>> begin Information supplied

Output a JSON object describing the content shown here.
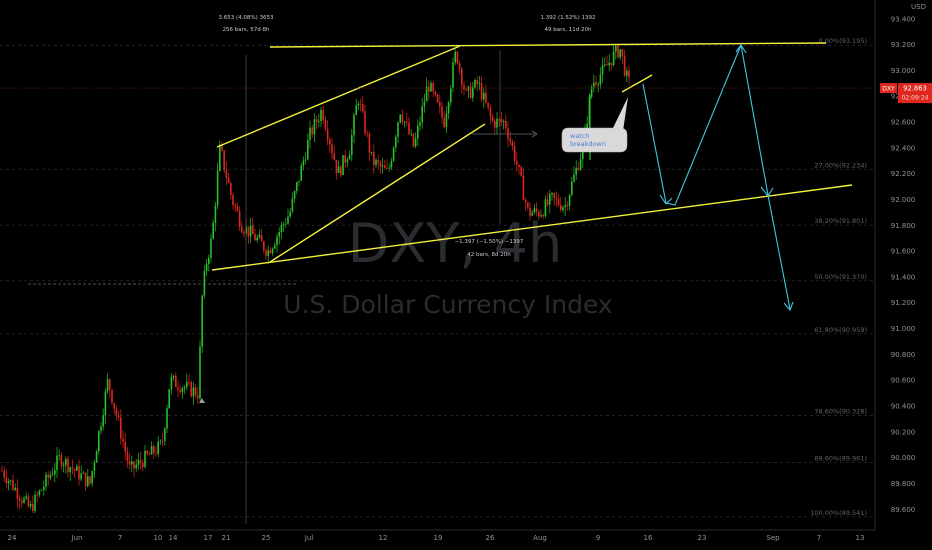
{
  "chart_data": {
    "type": "candlestick",
    "symbol": "DXY",
    "timeframe": "4h",
    "description": "U.S. Dollar Currency Index",
    "currency": "USD",
    "last_price": "92.863",
    "countdown": "02:09:24",
    "ylim": [
      89.48,
      93.42
    ],
    "y_ticks": [
      "93.400",
      "93.200",
      "93.000",
      "92.800",
      "92.600",
      "92.400",
      "92.200",
      "92.000",
      "91.800",
      "91.600",
      "91.400",
      "91.200",
      "91.000",
      "90.800",
      "90.600",
      "90.400",
      "90.200",
      "90.000",
      "89.800",
      "89.600"
    ],
    "x_ticks": [
      "24",
      "Jun",
      "7",
      "10",
      "14",
      "17",
      "21",
      "25",
      "Jul",
      "12",
      "19",
      "26",
      "Aug",
      "9",
      "16",
      "23",
      "Sep",
      "7",
      "13"
    ],
    "fib_levels": [
      {
        "label": "0.00%(93.195)",
        "value": 93.195
      },
      {
        "label": "27.00%(92.234)",
        "value": 92.234
      },
      {
        "label": "38.20%(91.801)",
        "value": 91.801
      },
      {
        "label": "50.00%(91.370)",
        "value": 91.37
      },
      {
        "label": "61.80%(90.959)",
        "value": 90.959
      },
      {
        "label": "78.60%(90.328)",
        "value": 90.328
      },
      {
        "label": "88.60%(89.961)",
        "value": 89.961
      },
      {
        "label": "100.00%(89.541)",
        "value": 89.541
      }
    ],
    "measurements": [
      {
        "line1": "3.653 (4.08%) 3653",
        "line2": "256 bars, 57d 8h"
      },
      {
        "line1": "1.392 (1.52%) 1392",
        "line2": "49 bars, 11d 20h"
      },
      {
        "line1": "−1.397 (−1.50%) −1397",
        "line2": "42 bars, 8d 20h"
      }
    ],
    "callout": "watch breakdown",
    "colors": {
      "up": "#27c227",
      "down": "#e0271f",
      "trend": "#f4f13a",
      "projection": "#3ec7e0",
      "price_tag": "#e0271f"
    }
  }
}
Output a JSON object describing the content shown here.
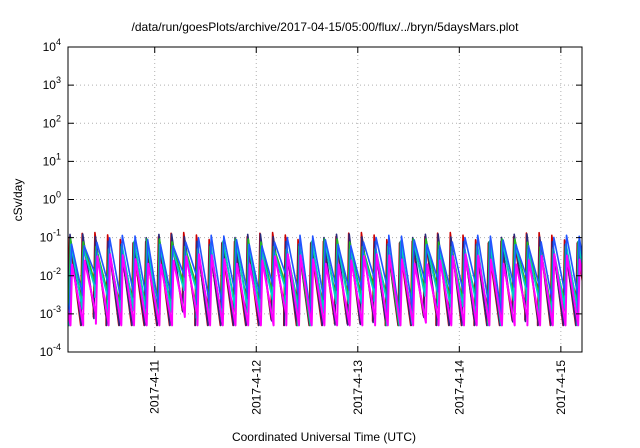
{
  "chart_data": {
    "type": "line",
    "title": "/data/run/goesPlots/archive/2017-04-15/05:00/flux/../bryn/5daysMars.plot",
    "xlabel": "Coordinated Universal Time (UTC)",
    "ylabel": "cSv/day",
    "yscale": "log",
    "ylim": [
      0.0001,
      10000
    ],
    "xlim": [
      "2017-04-10 03:30",
      "2017-04-15 05:00"
    ],
    "x_ticks": [
      "2017-4-11",
      "2017-4-12",
      "2017-4-13",
      "2017-4-14",
      "2017-4-15"
    ],
    "y_ticks": [
      {
        "base": "10",
        "exp": "-4"
      },
      {
        "base": "10",
        "exp": "-3"
      },
      {
        "base": "10",
        "exp": "-2"
      },
      {
        "base": "10",
        "exp": "-1"
      },
      {
        "base": "10",
        "exp": "0"
      },
      {
        "base": "10",
        "exp": "1"
      },
      {
        "base": "10",
        "exp": "2"
      },
      {
        "base": "10",
        "exp": "3"
      },
      {
        "base": "10",
        "exp": "4"
      }
    ],
    "grid": true,
    "legend": "none",
    "series": [
      {
        "color": "#cc0000",
        "peak": 0.13,
        "trough": 0.0012
      },
      {
        "color": "#2a2a7a",
        "peak": 0.12,
        "trough": 0.0011
      },
      {
        "color": "#22bb22",
        "peak": 0.09,
        "trough": 0.006
      },
      {
        "color": "#00cccc",
        "peak": 0.08,
        "trough": 0.004
      },
      {
        "color": "#2255ff",
        "peak": 0.11,
        "trough": 0.009
      },
      {
        "color": "#ff00ff",
        "peak": 0.035,
        "trough": 0.0008
      }
    ]
  }
}
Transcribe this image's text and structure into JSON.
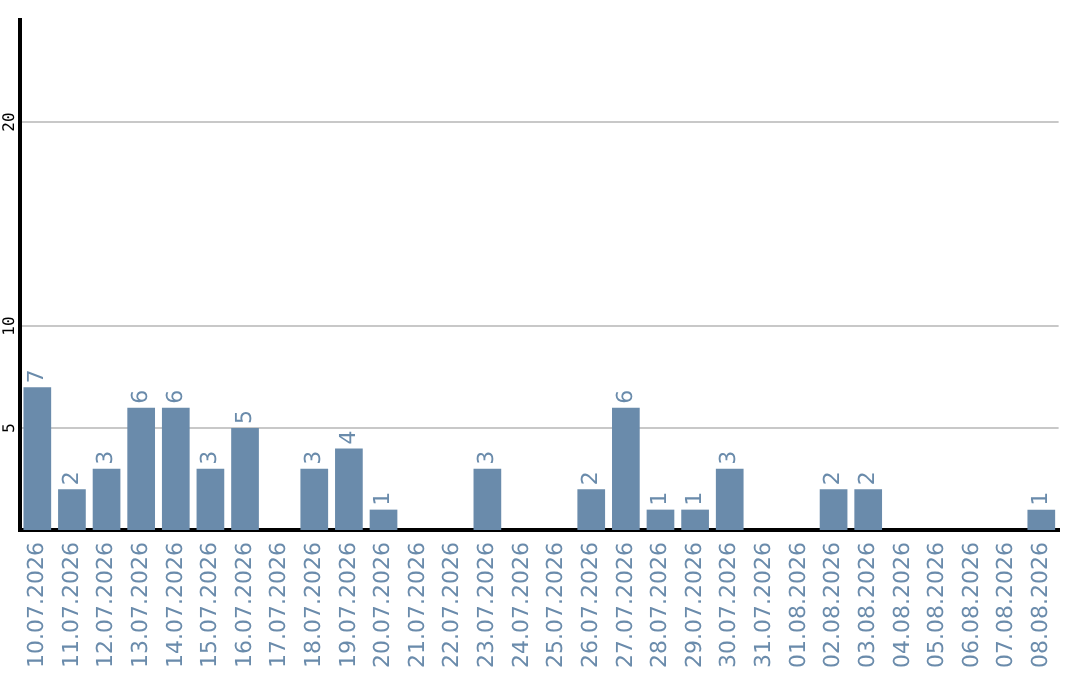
{
  "chart_data": {
    "type": "bar",
    "categories": [
      "10.07.2026",
      "11.07.2026",
      "12.07.2026",
      "13.07.2026",
      "14.07.2026",
      "15.07.2026",
      "16.07.2026",
      "17.07.2026",
      "18.07.2026",
      "19.07.2026",
      "20.07.2026",
      "21.07.2026",
      "22.07.2026",
      "23.07.2026",
      "24.07.2026",
      "25.07.2026",
      "26.07.2026",
      "27.07.2026",
      "28.07.2026",
      "29.07.2026",
      "30.07.2026",
      "31.07.2026",
      "01.08.2026",
      "02.08.2026",
      "03.08.2026",
      "04.08.2026",
      "05.08.2026",
      "06.08.2026",
      "07.08.2026",
      "08.08.2026"
    ],
    "values": [
      7,
      2,
      3,
      6,
      6,
      3,
      5,
      0,
      3,
      4,
      1,
      0,
      0,
      3,
      0,
      0,
      2,
      6,
      1,
      1,
      3,
      0,
      0,
      2,
      2,
      0,
      0,
      0,
      0,
      1
    ],
    "value_labels": [
      "7",
      "2",
      "3",
      "6",
      "6",
      "3",
      "5",
      null,
      "3",
      "4",
      "1",
      null,
      null,
      "3",
      null,
      null,
      "2",
      "6",
      "1",
      "1",
      "3",
      null,
      null,
      "2",
      "2",
      null,
      null,
      null,
      null,
      "1"
    ],
    "color": "#6a8bab",
    "ylim": [
      0,
      25
    ],
    "yticks": [
      5,
      10,
      20
    ],
    "grid": "y"
  }
}
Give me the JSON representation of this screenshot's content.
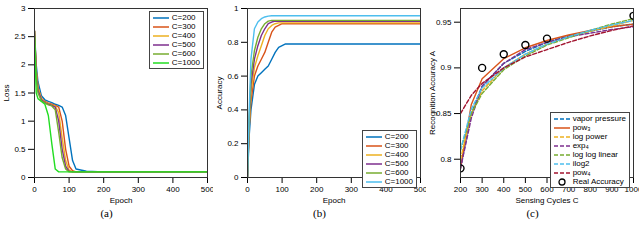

>> end Information supplied

§ **What is required**
Copy out all of the material exactly as written, without its pictures.

§ **The result**
Output a JSON object describing the content shown here.
{
  "chart_data": {
    "type": "candlestick",
    "symbol": "DXY",
    "timeframe": "4h",
    "description": "U.S. Dollar Currency Index",
    "currency": "USD",
    "last_price": "92.863",
    "countdown": "02:09:24",
    "ylim": [
      89.48,
      93.42
    ],
    "y_ticks": [
      "93.400",
      "93.200",
      "93.000",
      "92.800",
      "92.600",
      "92.400",
      "92.200",
      "92.000",
      "91.800",
      "91.600",
      "91.400",
      "91.200",
      "91.000",
      "90.800",
      "90.600",
      "90.400",
      "90.200",
      "90.000",
      "89.800",
      "89.600"
    ],
    "x_ticks": [
      "24",
      "Jun",
      "7",
      "10",
      "14",
      "17",
      "21",
      "25",
      "Jul",
      "12",
      "19",
      "26",
      "Aug",
      "9",
      "16",
      "23",
      "Sep",
      "7",
      "13"
    ],
    "fib_levels": [
      {
        "label": "0.00%(93.195)",
        "value": 93.195
      },
      {
        "label": "27.00%(92.234)",
        "value": 92.234
      },
      {
        "label": "38.20%(91.801)",
        "value": 91.801
      },
      {
        "label": "50.00%(91.370)",
        "value": 91.37
      },
      {
        "label": "61.80%(90.959)",
        "value": 90.959
      },
      {
        "label": "78.60%(90.328)",
        "value": 90.328
      },
      {
        "label": "88.60%(89.961)",
        "value": 89.961
      },
      {
        "label": "100.00%(89.541)",
        "value": 89.541
      }
    ],
    "measurements": [
      {
        "line1": "3.653 (4.08%) 3653",
        "line2": "256 bars, 57d 8h"
      },
      {
        "line1": "1.392 (1.52%) 1392",
        "line2": "49 bars, 11d 20h"
      },
      {
        "line1": "−1.397 (−1.50%) −1397",
        "line2": "42 bars, 8d 20h"
      }
    ],
    "callout": "watch breakdown",
    "colors": {
      "up": "#27c227",
      "down": "#e0271f",
      "trend": "#f4f13a",
      "projection": "#3ec7e0",
      "price_tag": "#e0271f"
    }
  }
}
Output a JSON object describing the content shown here.
{
  "chart_data": {
    "type": "line",
    "title": "/data/run/goesPlots/archive/2017-04-15/05:00/flux/../bryn/5daysMars.plot",
    "xlabel": "Coordinated Universal Time (UTC)",
    "ylabel": "cSv/day",
    "yscale": "log",
    "ylim": [
      0.0001,
      10000
    ],
    "xlim": [
      "2017-04-10 03:30",
      "2017-04-15 05:00"
    ],
    "x_ticks": [
      "2017-4-11",
      "2017-4-12",
      "2017-4-13",
      "2017-4-14",
      "2017-4-15"
    ],
    "y_ticks": [
      {
        "base": "10",
        "exp": "-4"
      },
      {
        "base": "10",
        "exp": "-3"
      },
      {
        "base": "10",
        "exp": "-2"
      },
      {
        "base": "10",
        "exp": "-1"
      },
      {
        "base": "10",
        "exp": "0"
      },
      {
        "base": "10",
        "exp": "1"
      },
      {
        "base": "10",
        "exp": "2"
      },
      {
        "base": "10",
        "exp": "3"
      },
      {
        "base": "10",
        "exp": "4"
      }
    ],
    "grid": true,
    "legend": "none",
    "series": [
      {
        "color": "#cc0000",
        "peak": 0.13,
        "trough": 0.0012
      },
      {
        "color": "#2a2a7a",
        "peak": 0.12,
        "trough": 0.0011
      },
      {
        "color": "#22bb22",
        "peak": 0.09,
        "trough": 0.006
      },
      {
        "color": "#00cccc",
        "peak": 0.08,
        "trough": 0.004
      },
      {
        "color": "#2255ff",
        "peak": 0.11,
        "trough": 0.009
      },
      {
        "color": "#ff00ff",
        "peak": 0.035,
        "trough": 0.0008
      }
    ]
  }
}
Transcribe this image's text and structure into JSON.
{
  "chart_data": {
    "type": "bar",
    "categories": [
      "10.07.2026",
      "11.07.2026",
      "12.07.2026",
      "13.07.2026",
      "14.07.2026",
      "15.07.2026",
      "16.07.2026",
      "17.07.2026",
      "18.07.2026",
      "19.07.2026",
      "20.07.2026",
      "21.07.2026",
      "22.07.2026",
      "23.07.2026",
      "24.07.2026",
      "25.07.2026",
      "26.07.2026",
      "27.07.2026",
      "28.07.2026",
      "29.07.2026",
      "30.07.2026",
      "31.07.2026",
      "01.08.2026",
      "02.08.2026",
      "03.08.2026",
      "04.08.2026",
      "05.08.2026",
      "06.08.2026",
      "07.08.2026",
      "08.08.2026"
    ],
    "values": [
      7,
      2,
      3,
      6,
      6,
      3,
      5,
      0,
      3,
      4,
      1,
      0,
      0,
      3,
      0,
      0,
      2,
      6,
      1,
      1,
      3,
      0,
      0,
      2,
      2,
      0,
      0,
      0,
      0,
      1
    ],
    "value_labels": [
      "7",
      "2",
      "3",
      "6",
      "6",
      "3",
      "5",
      null,
      "3",
      "4",
      "1",
      null,
      null,
      "3",
      null,
      null,
      "2",
      "6",
      "1",
      "1",
      "3",
      null,
      null,
      "2",
      "2",
      null,
      null,
      null,
      null,
      "1"
    ],
    "color": "#6a8bab",
    "ylim": [
      0,
      25
    ],
    "yticks": [
      5,
      10,
      20
    ],
    "grid": "y"
  }
}
Give me the JSON representation of this screenshot's content.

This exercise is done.